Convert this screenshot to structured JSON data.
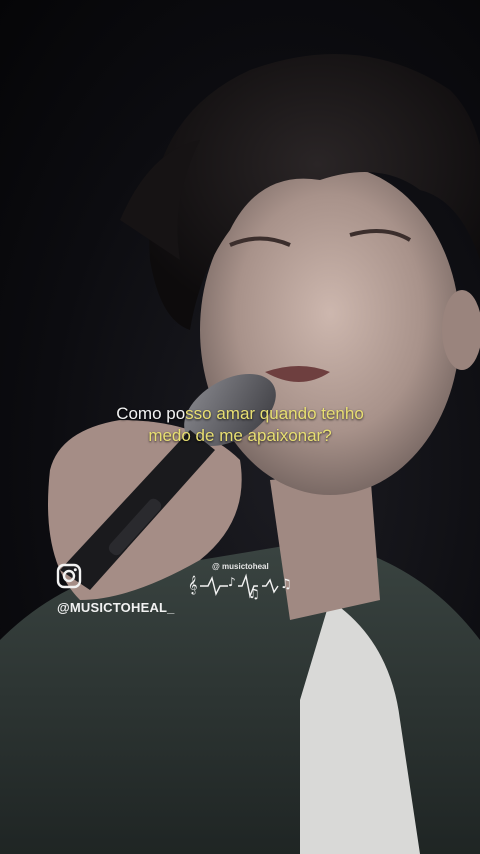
{
  "caption": {
    "line1_a": "Como po",
    "line1_b": "sso amar quando tenho",
    "line2_a": "medo de me ",
    "line2_b": "apaixonar?",
    "highlight_color": "#e8df72"
  },
  "branding": {
    "icon": "instagram-icon",
    "handle": "@MUSICTOHEAL_",
    "watermark_label": "@ musictoheal",
    "watermark_icon": "music-wave-icon"
  }
}
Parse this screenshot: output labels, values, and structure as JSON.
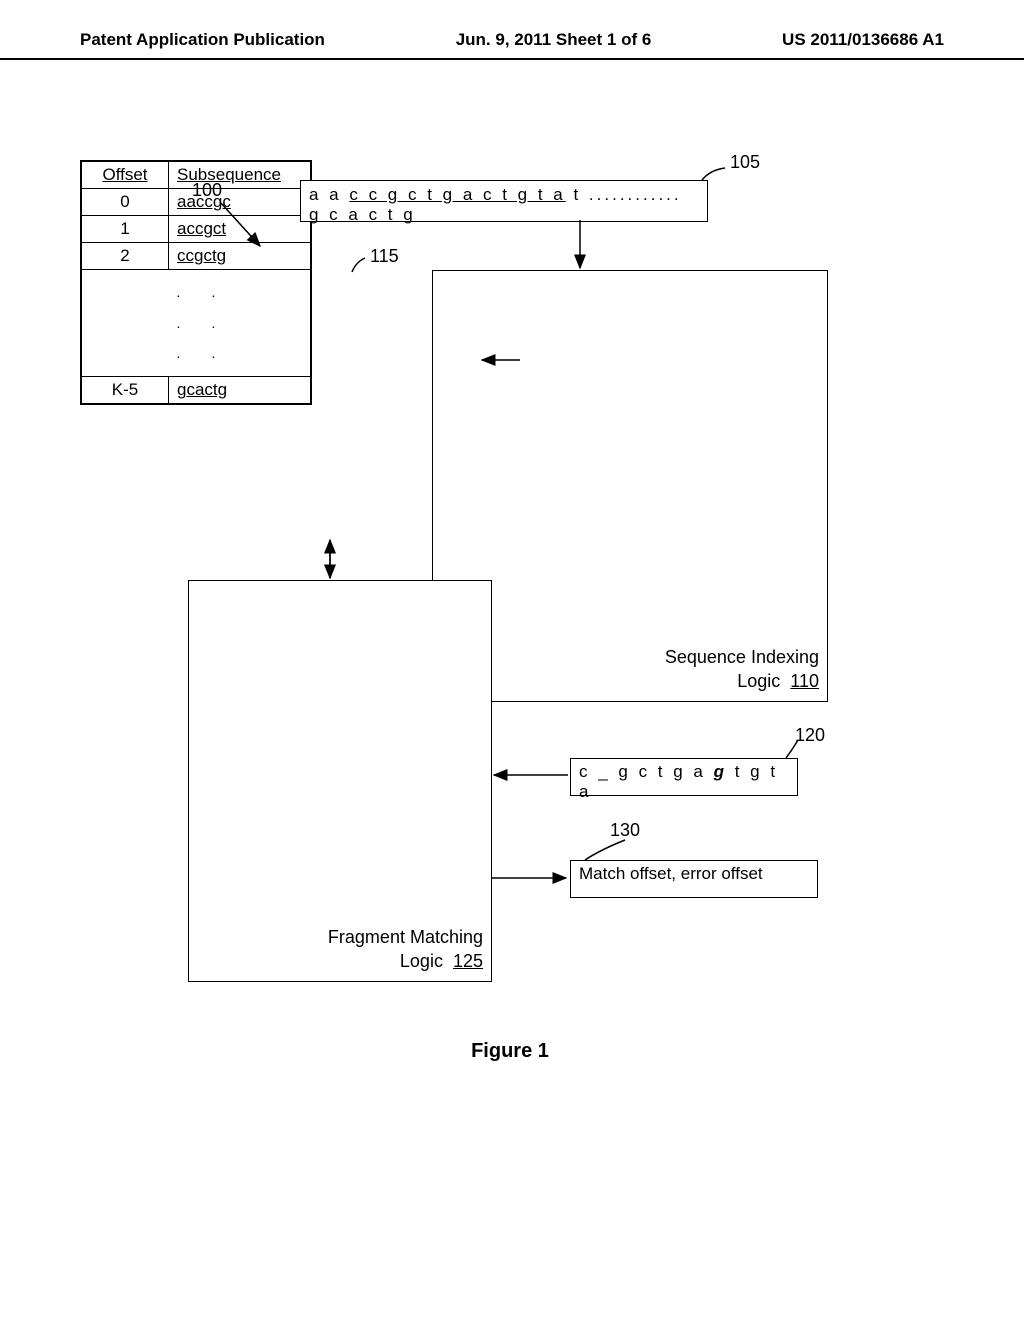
{
  "header": {
    "left": "Patent Application Publication",
    "center": "Jun. 9, 2011  Sheet 1 of 6",
    "right": "US 2011/0136686 A1"
  },
  "labels": {
    "ref100": "100",
    "ref105": "105",
    "ref115": "115",
    "ref120": "120",
    "ref130": "130"
  },
  "sequence": {
    "prefix": "a a ",
    "underlined": "c c g c t g a c t g t a",
    "suffix": " t ............ g c a c t g"
  },
  "table": {
    "header_offset": "Offset",
    "header_subseq": "Subsequence",
    "rows": [
      {
        "offset": "0",
        "subseq": "aaccgc"
      },
      {
        "offset": "1",
        "subseq": "accgct"
      },
      {
        "offset": "2",
        "subseq": "ccgctg"
      }
    ],
    "last": {
      "offset": "K-5",
      "subseq": "gcactg"
    }
  },
  "indexing": {
    "title": "Sequence Indexing",
    "logic": "Logic",
    "num": "110"
  },
  "matching": {
    "title": "Fragment Matching",
    "logic": "Logic",
    "num": "125"
  },
  "fragment": {
    "pre": "c _ g c t g a ",
    "ital": "g",
    "post": " t g t a"
  },
  "result": "Match offset, error offset",
  "caption": "Figure 1"
}
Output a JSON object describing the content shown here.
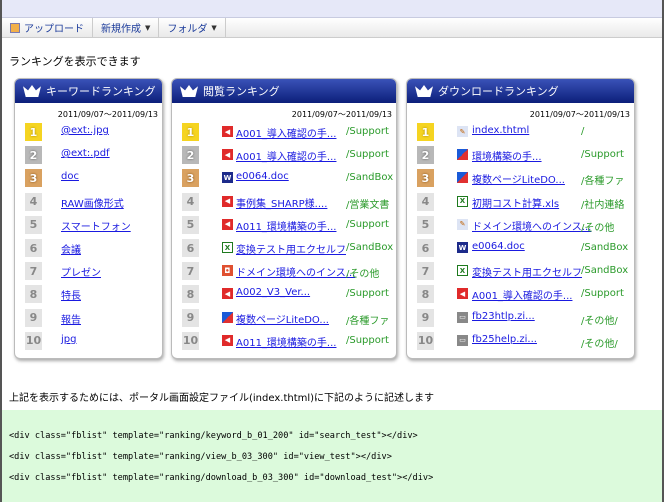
{
  "toolbar": {
    "upload": "アップロード",
    "new": "新規作成",
    "folder": "フォルダ"
  },
  "heading": "ランキングを表示できます",
  "panels": [
    {
      "id": "keyword",
      "title": "キーワードランキング",
      "date": "2011/09/07～2011/09/13",
      "items": [
        {
          "rank": "1",
          "label": "@ext:.jpg"
        },
        {
          "rank": "2",
          "label": "@ext:.pdf"
        },
        {
          "rank": "3",
          "label": "doc"
        },
        {
          "rank": "4",
          "label": "RAW画像形式"
        },
        {
          "rank": "5",
          "label": "スマートフォン"
        },
        {
          "rank": "6",
          "label": "会議"
        },
        {
          "rank": "7",
          "label": "プレゼン"
        },
        {
          "rank": "8",
          "label": "特長"
        },
        {
          "rank": "9",
          "label": "報告"
        },
        {
          "rank": "10",
          "label": "jpg"
        }
      ]
    },
    {
      "id": "view",
      "title": "閲覧ランキング",
      "date": "2011/09/07～2011/09/13",
      "items": [
        {
          "rank": "1",
          "icon": "pdf",
          "label": "A001_導入確認の手...",
          "path": "/Support"
        },
        {
          "rank": "2",
          "icon": "pdf",
          "label": "A001_導入確認の手...",
          "path": "/Support"
        },
        {
          "rank": "3",
          "icon": "doc",
          "label": "e0064.doc",
          "path": "/SandBox"
        },
        {
          "rank": "4",
          "icon": "pdf",
          "label": "事例集_SHARP様....",
          "path": "/営業文書"
        },
        {
          "rank": "5",
          "icon": "pdf",
          "label": "A011_環境構築の手...",
          "path": "/Support"
        },
        {
          "rank": "6",
          "icon": "xls",
          "label": "変換テスト用エクセルフ",
          "path": "/SandBox"
        },
        {
          "rank": "7",
          "icon": "ppt",
          "label": "ドメイン環境へのインス...",
          "path": "/その他"
        },
        {
          "rank": "8",
          "icon": "pdf",
          "label": "A002_V3_Ver...",
          "path": "/Support"
        },
        {
          "rank": "9",
          "icon": "img",
          "label": "複数ページLiteDO...",
          "path": "/各種ファ"
        },
        {
          "rank": "10",
          "icon": "pdf",
          "label": "A011_環境構築の手...",
          "path": "/Support"
        }
      ]
    },
    {
      "id": "download",
      "title": "ダウンロードランキング",
      "date": "2011/09/07～2011/09/13",
      "items": [
        {
          "rank": "1",
          "icon": "html",
          "label": "index.thtml",
          "path": "/"
        },
        {
          "rank": "2",
          "icon": "img",
          "label": "環境構築の手...",
          "path": "/Support"
        },
        {
          "rank": "3",
          "icon": "img",
          "label": "複数ページLiteDO...",
          "path": "/各種ファ"
        },
        {
          "rank": "4",
          "icon": "xls",
          "label": "初期コスト計算.xls",
          "path": "/社内連絡"
        },
        {
          "rank": "5",
          "icon": "html",
          "label": "ドメイン環境へのインス...",
          "path": "/その他"
        },
        {
          "rank": "6",
          "icon": "doc",
          "label": "e0064.doc",
          "path": "/SandBox"
        },
        {
          "rank": "7",
          "icon": "xls",
          "label": "変換テスト用エクセルフ",
          "path": "/SandBox"
        },
        {
          "rank": "8",
          "icon": "pdf",
          "label": "A001_導入確認の手...",
          "path": "/Support"
        },
        {
          "rank": "9",
          "icon": "zip",
          "label": "fb23htlp.zi...",
          "path": "/その他/"
        },
        {
          "rank": "10",
          "icon": "zip",
          "label": "fb25help.zi...",
          "path": "/その他/"
        }
      ]
    }
  ],
  "description": "上記を表示するためには、ポータル画面設定ファイル(index.thtml)に下記のように記述します",
  "code": [
    "<div class=\"fblist\" template=\"ranking/keyword_b_01_200\" id=\"search_test\"></div>",
    "<div class=\"fblist\" template=\"ranking/view_b_03_300\" id=\"view_test\"></div>",
    "<div class=\"fblist\" template=\"ranking/download_b_03_300\" id=\"download_test\"></div>"
  ]
}
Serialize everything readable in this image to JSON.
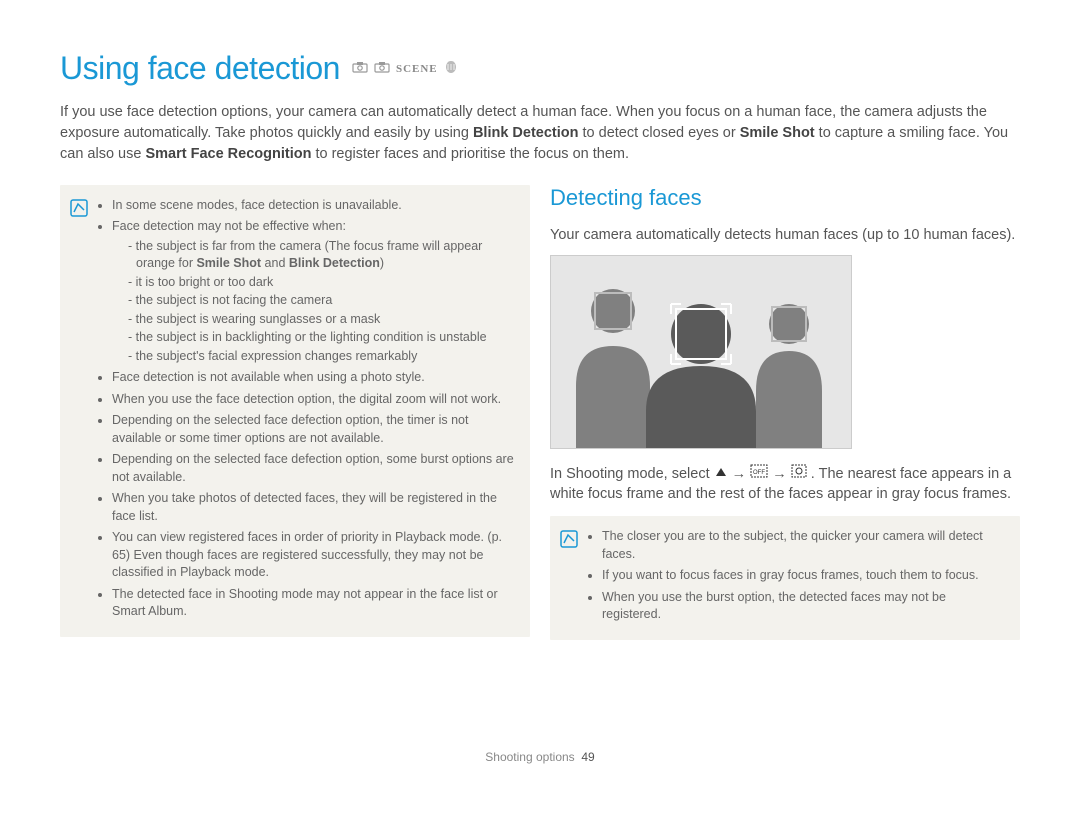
{
  "title": "Using face detection",
  "mode_icons": [
    "camera-icon",
    "camera-icon",
    "SCENE",
    "dual-icon"
  ],
  "intro": {
    "part1": "If you use face detection options, your camera can automatically detect a human face. When you focus on a human face, the camera adjusts the exposure automatically. Take photos quickly and easily by using ",
    "bold1": "Blink Detection",
    "part2": " to detect closed eyes or ",
    "bold2": "Smile Shot",
    "part3": " to capture a smiling face. You can also use ",
    "bold3": "Smart Face Recognition",
    "part4": " to register faces and prioritise the focus on them."
  },
  "left_note": {
    "b1": "In some scene modes, face detection is unavailable.",
    "b2": "Face detection may not be effective when:",
    "sub": [
      {
        "pre": "the subject is far from the camera (The focus frame will appear orange for ",
        "bold1": "Smile Shot",
        "mid": " and ",
        "bold2": "Blink Detection",
        "post": ")"
      },
      {
        "text": "it is too bright or too dark"
      },
      {
        "text": "the subject is not facing the camera"
      },
      {
        "text": "the subject is wearing sunglasses or a mask"
      },
      {
        "text": "the subject is in backlighting or the lighting condition is unstable"
      },
      {
        "text": "the subject's facial expression changes remarkably"
      }
    ],
    "rest": [
      "Face detection is not available when using a photo style.",
      "When you use the face detection option, the digital zoom will not work.",
      "Depending on the selected face defection option, the timer is not available or some timer options are not available.",
      "Depending on the selected face defection option, some burst options are not available.",
      "When you take photos of detected faces, they will be registered in the face list.",
      "You can view registered faces in order of priority in Playback mode. (p. 65) Even though faces are registered successfully, they may not be classified in Playback mode.",
      "The detected face in Shooting mode may not appear in the face list or Smart Album."
    ]
  },
  "right": {
    "heading": "Detecting faces",
    "lead": "Your camera automatically detects human faces (up to 10 human faces).",
    "instruction": {
      "pre": "In Shooting mode, select ",
      "arrow": "→",
      "post": ". The nearest face appears in a white focus frame and the rest of the faces appear in gray focus frames."
    },
    "note": [
      "The closer you are to the subject, the quicker your camera will detect faces.",
      "If you want to focus faces in gray focus frames, touch them to focus.",
      "When you use the burst option, the detected faces may not be registered."
    ]
  },
  "footer": {
    "section": "Shooting options",
    "page": "49"
  }
}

▬▬▬▬▬▬▬▬▬▬

Task objective: Reply with nothing but the number of lines in the data above that contain "focus".

Answer for the task: 5